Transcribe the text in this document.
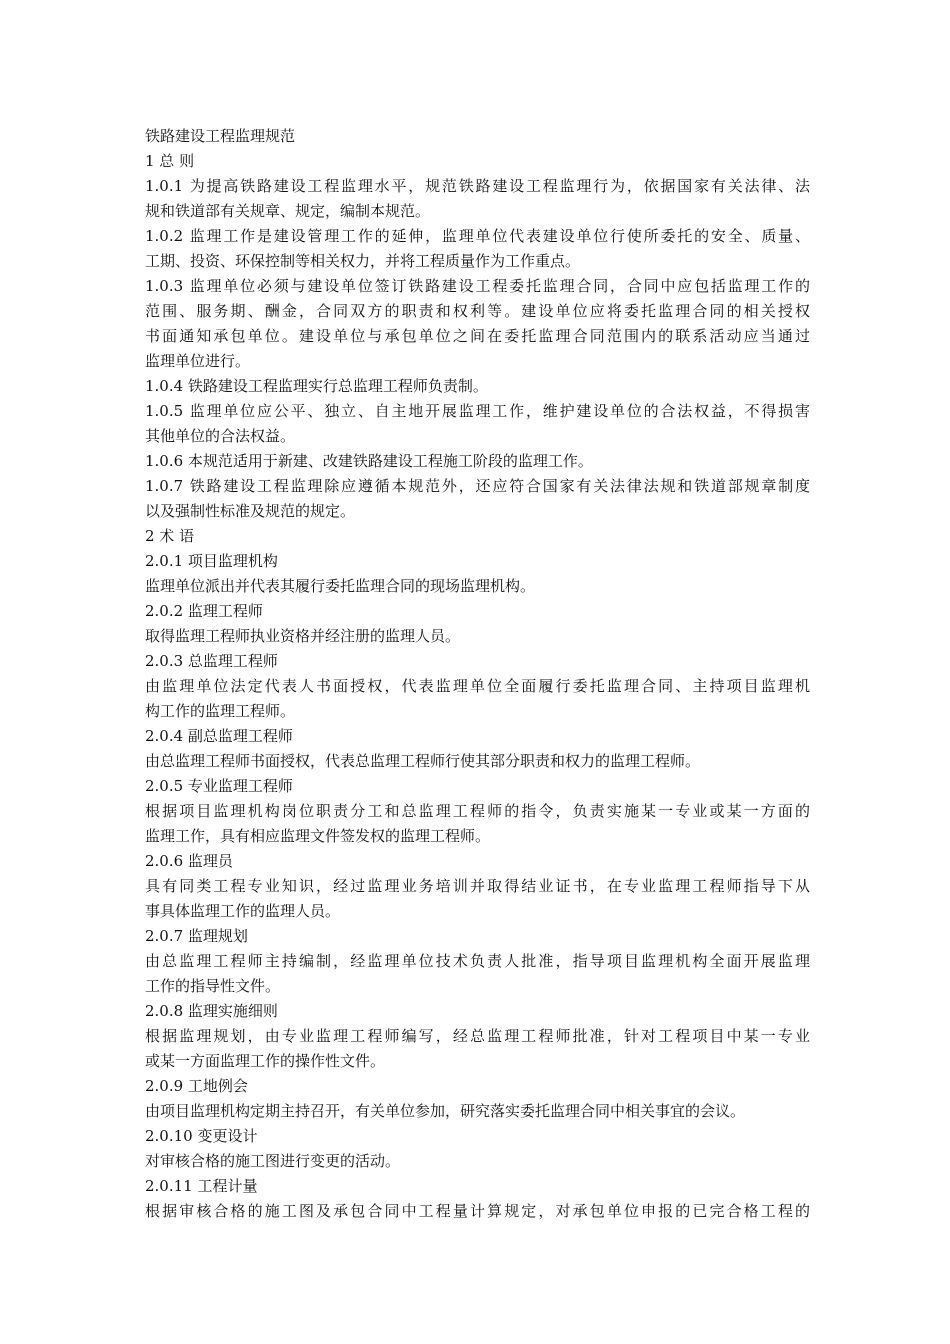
铁路建设工程监理规范
1 总 则
1.0.1 为提高铁路建设工程监理水平，规范铁路建设工程监理行为，依据国家有关法律、法
规和铁道部有关规章、规定，编制本规范。
1.0.2 监理工作是建设管理工作的延伸，监理单位代表建设单位行使所委托的安全、质量、
工期、投资、环保控制等相关权力，并将工程质量作为工作重点。
1.0.3 监理单位必须与建设单位签订铁路建设工程委托监理合同，合同中应包括监理工作的
范围、服务期、酬金，合同双方的职责和权利等。建设单位应将委托监理合同的相关授权
书面通知承包单位。建设单位与承包单位之间在委托监理合同范围内的联系活动应当通过
监理单位进行。
1.0.4 铁路建设工程监理实行总监理工程师负责制。
1.0.5 监理单位应公平、独立、自主地开展监理工作，维护建设单位的合法权益，不得损害
其他单位的合法权益。
1.0.6 本规范适用于新建、改建铁路建设工程施工阶段的监理工作。
1.0.7 铁路建设工程监理除应遵循本规范外，还应符合国家有关法律法规和铁道部规章制度
以及强制性标准及规范的规定。
2 术 语
2.0.1 项目监理机构
监理单位派出并代表其履行委托监理合同的现场监理机构。
2.0.2 监理工程师
取得监理工程师执业资格并经注册的监理人员。
2.0.3 总监理工程师
由监理单位法定代表人书面授权，代表监理单位全面履行委托监理合同、主持项目监理机
构工作的监理工程师。
2.0.4 副总监理工程师
由总监理工程师书面授权，代表总监理工程师行使其部分职责和权力的监理工程师。
2.0.5 专业监理工程师
根据项目监理机构岗位职责分工和总监理工程师的指令，负责实施某一专业或某一方面的
监理工作，具有相应监理文件签发权的监理工程师。
2.0.6 监理员
具有同类工程专业知识，经过监理业务培训并取得结业证书，在专业监理工程师指导下从
事具体监理工作的监理人员。
2.0.7 监理规划
由总监理工程师主持编制，经监理单位技术负责人批准，指导项目监理机构全面开展监理
工作的指导性文件。
2.0.8 监理实施细则
根据监理规划，由专业监理工程师编写，经总监理工程师批准，针对工程项目中某一专业
或某一方面监理工作的操作性文件。
2.0.9 工地例会
由项目监理机构定期主持召开，有关单位参加，研究落实委托监理合同中相关事宜的会议。
2.0.10 变更设计
对审核合格的施工图进行变更的活动。
2.0.11 工程计量
根据审核合格的施工图及承包合同中工程量计算规定，对承包单位申报的已完合格工程的
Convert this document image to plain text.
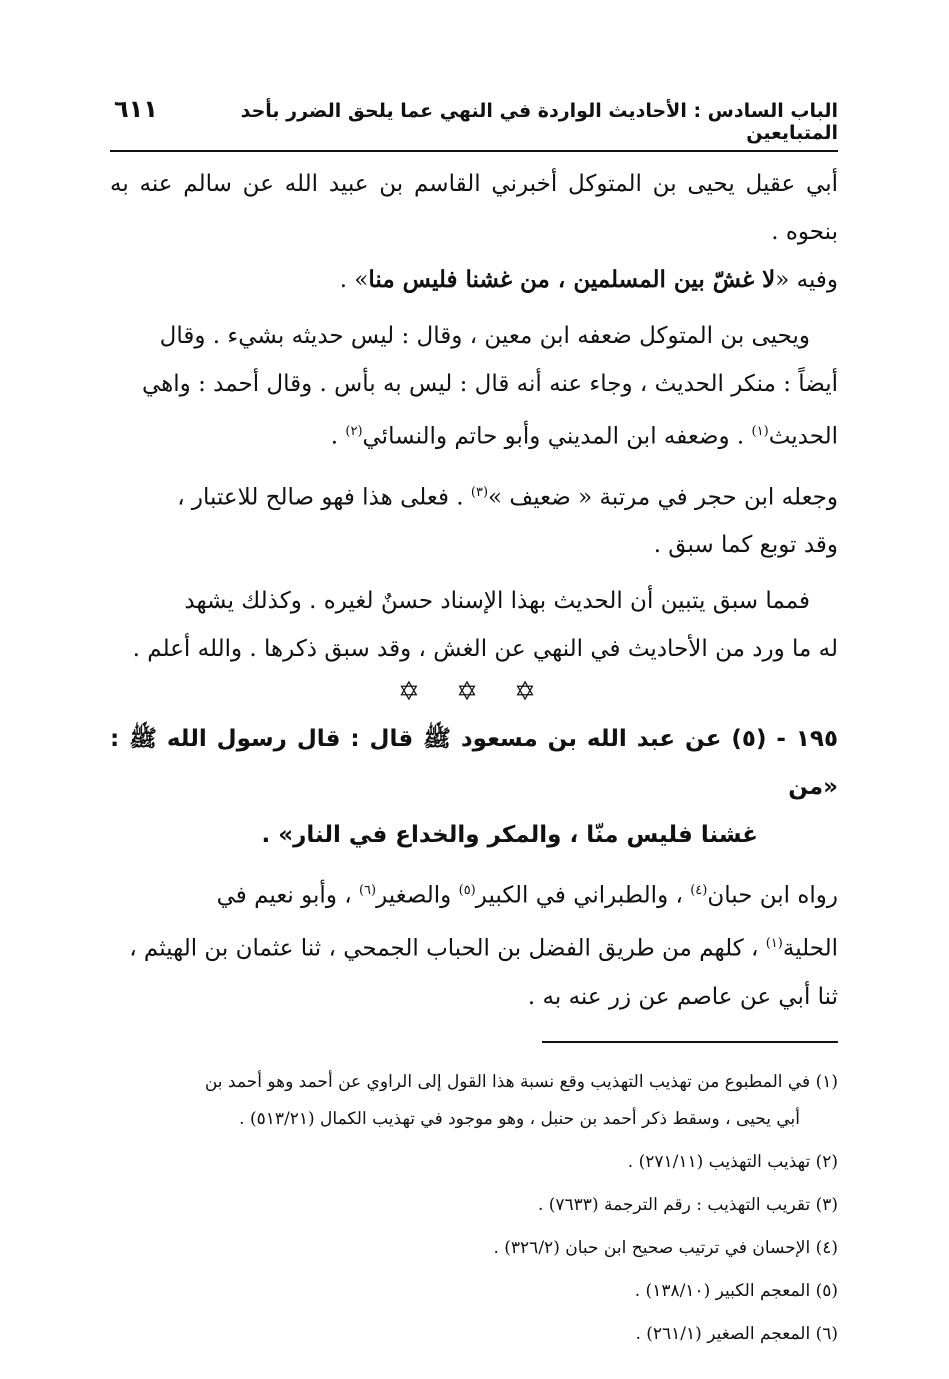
الباب السادس : الأحاديث الواردة في النهي عما يلحق الضرر بأحد المتبايعين
٦١١

أبي عقيل يحيى بن المتوكل أخبرني القاسم بن عبيد الله عن سالم عنه به بنحوه .

وفيه «لا غشّ بين المسلمين ، من غشنا فليس منا» .

ويحيى بن المتوكل ضعفه ابن معين ، وقال : ليس حديثه بشيء . وقال

أيضاً : منكر الحديث ، وجاء عنه أنه قال : ليس به بأس . وقال أحمد : واهي

الحديث$^{(١)}$ . وضعفه ابن المديني وأبو حاتم والنسائي$^{(٢)}$ .

وجعله ابن حجر في مرتبة « ضعيف »$^{(٣)}$ . فعلى هذا فهو صالح للاعتبار ،

وقد توبع كما سبق .

فمما سبق يتبين أن الحديث بهذا الإسناد حسنٌ لغيره . وكذلك يشهد

له ما ورد من الأحاديث في النهي عن الغش ، وقد سبق ذكرها . والله أعلم .

✡ ✡ ✡

١٩٥ - (٥) عن عبد الله بن مسعود ﷺ قال : قال رسول الله ﷺ : «من

غشنا فليس منّا ، والمكر والخداع في النار» .

رواه ابن حبان$^{(٤)}$ ، والطبراني في الكبير$^{(٥)}$ والصغير$^{(٦)}$ ، وأبو نعيم في

الحلية$^{(١)}$ ، كلهم من طريق الفضل بن الحباب الجمحي ، ثنا عثمان بن الهيثم ،

ثنا أبي عن عاصم عن زر عنه به .

(١) في المطبوع من تهذيب التهذيب وقع نسبة هذا القول إلى الراوي عن أحمد وهو أحمد بن

أبي يحيى ، وسقط ذكر أحمد بن حنبل ، وهو موجود في تهذيب الكمال (٥١٣/٢١) .

(٢) تهذيب التهذيب (٢٧١/١١) .

(٣) تقريب التهذيب : رقم الترجمة (٧٦٣٣) .

(٤) الإحسان في ترتيب صحيح ابن حبان (٣٢٦/٢) .

(٥) المعجم الكبير (١٣٨/١٠) .

(٦) المعجم الصغير (٢٦١/١) .
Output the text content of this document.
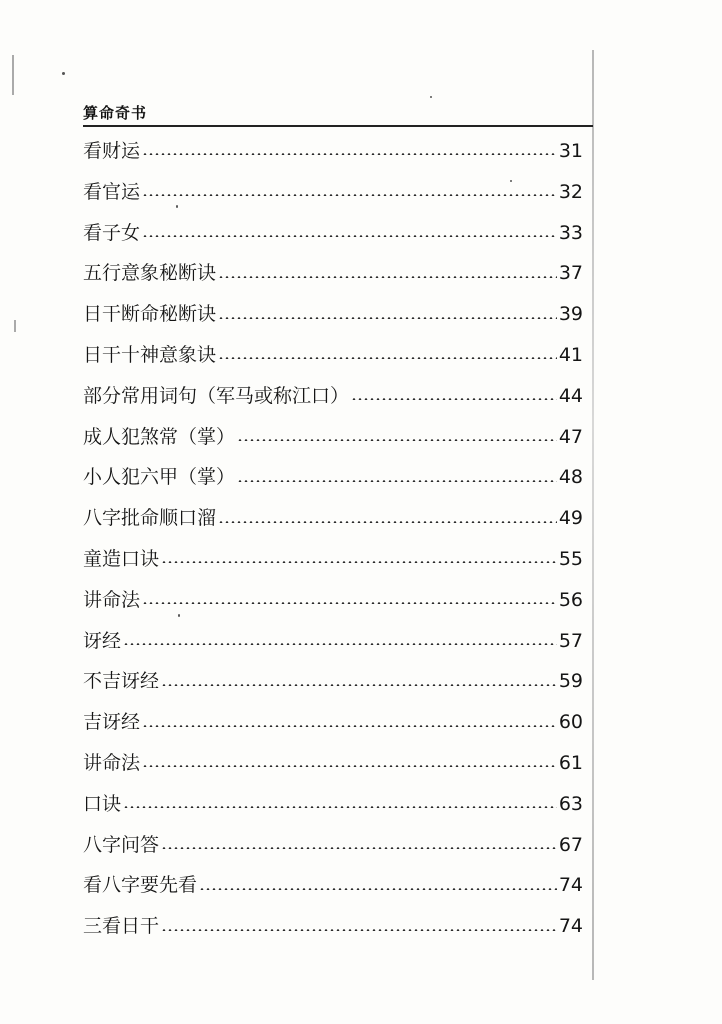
算命奇书
看财运	31
看官运	32
看子女	33
五行意象秘断诀	37
日干断命秘断诀	39
日干十神意象诀	41
部分常用词句（军马或称江口）	44
成人犯煞常（掌）	47
小人犯六甲（掌）	48
八字批命顺口溜	49
童造口诀	55
讲命法	56
讶经	57
不吉讶经	59
吉讶经	60
讲命法	61
口诀	63
八字问答	67
看八字要先看	74
三看日干	74
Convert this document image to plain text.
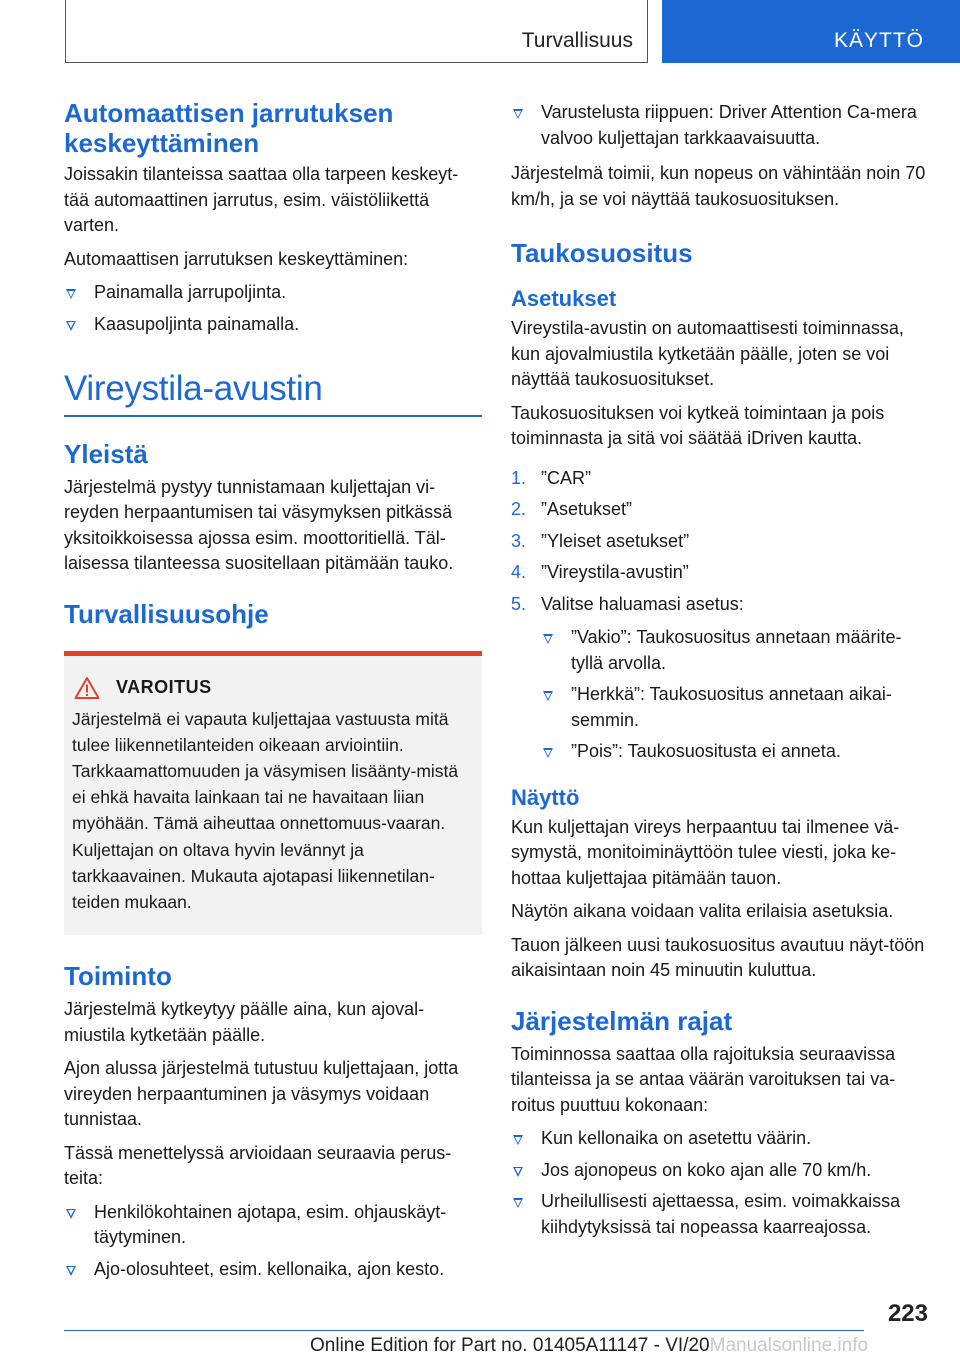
Turvallisuus	KÄYTTÖ
Automaattisen jarrutuksen keskeyttäminen

Joissakin tilanteissa saattaa olla tarpeen keskeyt-tää automaattinen jarrutus, esim. väistöliikettä varten.

Automaattisen jarrutuksen keskeyttäminen:

Painamalla jarrupoljinta.
Kaasupoljinta painamalla.
Vireystila-avustin
Yleistä

Järjestelmä pystyy tunnistamaan kuljettajan vi-reyden herpaantumisen tai väsymyksen pitkässä yksitoikkoisessa ajossa esim. moottoritiellä. Täl-laisessa tilanteessa suositellaan pitämään tauko.

Turvallisuusohje
VAROITUS

Järjestelmä ei vapauta kuljettajaa vastuusta mitä tulee liikennetilanteiden oikeaan arviointiin. Tarkkaamattomuuden ja väsymisen lisäänty-mistä ei ehkä havaita lainkaan tai ne havaitaan liian myöhään. Tämä aiheuttaa onnettomuus-vaaran. Kuljettajan on oltava hyvin levännyt ja tarkkaavainen. Mukauta ajotapasi liikennetilan-teiden mukaan.

Toiminto

Järjestelmä kytkeytyy päälle aina, kun ajoval-miustila kytketään päälle.

Ajon alussa järjestelmä tutustuu kuljettajaan, jotta vireyden herpaantuminen ja väsymys voidaan tunnistaa.

Tässä menettelyssä arvioidaan seuraavia perus-teita:

Henkilökohtainen ajotapa, esim. ohjauskäyt-täytyminen.
Ajo-olosuhteet, esim. kellonaika, ajon kesto.
Varustelusta riippuen: Driver Attention Ca-mera valvoo kuljettajan tarkkaavaisuutta.

Järjestelmä toimii, kun nopeus on vähintään noin 70 km/h, ja se voi näyttää taukosuosituksen.

Taukosuositus
Asetukset

Vireystila-avustin on automaattisesti toiminnassa, kun ajovalmiustila kytketään päälle, joten se voi näyttää taukosuositukset.

Taukosuosituksen voi kytkeä toimintaan ja pois toiminnasta ja sitä voi säätää iDriven kautta.

1. ”CAR”
2. ”Asetukset”
3. ”Yleiset asetukset”
4. ”Vireystila-avustin”
5. Valitse haluamasi asetus:
”Vakio”: Taukosuositus annetaan määrite-tyllä arvolla.
”Herkkä”: Taukosuositus annetaan aikai-semmin.
”Pois”: Taukosuositusta ei anneta.
Näyttö

Kun kuljettajan vireys herpaantuu tai ilmenee vä-symystä, monitoiminäyttöön tulee viesti, joka ke-hottaa kuljettajaa pitämään tauon.

Näytön aikana voidaan valita erilaisia asetuksia.

Tauon jälkeen uusi taukosuositus avautuu näyt-töön aikaisintaan noin 45 minuutin kuluttua.

Järjestelmän rajat

Toiminnossa saattaa olla rajoituksia seuraavissa tilanteissa ja se antaa väärän varoituksen tai va-roitus puuttuu kokonaan:

Kun kellonaika on asetettu väärin.
Jos ajonopeus on koko ajan alle 70 km/h.
Urheilullisesti ajettaessa, esim. voimakkaissa kiihdytyksissä tai nopeassa kaarreajossa.
223
Online Edition for Part no. 01405A11147 - VI/20Manualsonline.info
* * * *
## Task objective
Tally the lines in the records above that contain the word "حبان", and give only that number.

## Answer in full
2